▸ EXERCISE DETAILS
Every entry needs to be reproduced exactly.

-- begin GIVEN DATA --

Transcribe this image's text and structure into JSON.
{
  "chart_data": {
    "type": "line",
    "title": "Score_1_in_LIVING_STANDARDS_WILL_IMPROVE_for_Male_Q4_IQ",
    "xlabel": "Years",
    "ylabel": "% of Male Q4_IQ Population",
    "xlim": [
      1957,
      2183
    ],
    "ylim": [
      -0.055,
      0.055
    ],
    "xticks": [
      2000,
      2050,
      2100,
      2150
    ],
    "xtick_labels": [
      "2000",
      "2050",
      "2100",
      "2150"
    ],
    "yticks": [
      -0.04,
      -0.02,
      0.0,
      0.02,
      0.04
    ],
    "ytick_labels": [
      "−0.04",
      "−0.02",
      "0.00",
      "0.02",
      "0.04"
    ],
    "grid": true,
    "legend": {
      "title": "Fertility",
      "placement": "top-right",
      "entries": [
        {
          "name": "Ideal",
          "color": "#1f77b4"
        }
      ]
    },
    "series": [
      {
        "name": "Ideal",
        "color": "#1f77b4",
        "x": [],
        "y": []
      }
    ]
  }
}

-- end GIVEN DATA --

▸ OUTPUT
Transcribe this image's text and structure into JSON.
{
  "chart_data": {
    "type": "line",
    "title": "Score_1_in_LIVING_STANDARDS_WILL_IMPROVE_for_Male_Q4_IQ",
    "xlabel": "Years",
    "ylabel": "% of Male Q4_IQ Population",
    "xlim": [
      1957,
      2183
    ],
    "ylim": [
      -0.055,
      0.055
    ],
    "xticks": [
      2000,
      2050,
      2100,
      2150
    ],
    "xtick_labels": [
      "2000",
      "2050",
      "2100",
      "2150"
    ],
    "yticks": [
      -0.04,
      -0.02,
      0.0,
      0.02,
      0.04
    ],
    "ytick_labels": [
      "−0.04",
      "−0.02",
      "0.00",
      "0.02",
      "0.04"
    ],
    "grid": true,
    "legend": {
      "title": "Fertility",
      "placement": "top-right",
      "entries": [
        {
          "name": "Ideal",
          "color": "#1f77b4"
        }
      ]
    },
    "series": [
      {
        "name": "Ideal",
        "color": "#1f77b4",
        "x": [],
        "y": []
      }
    ]
  }
}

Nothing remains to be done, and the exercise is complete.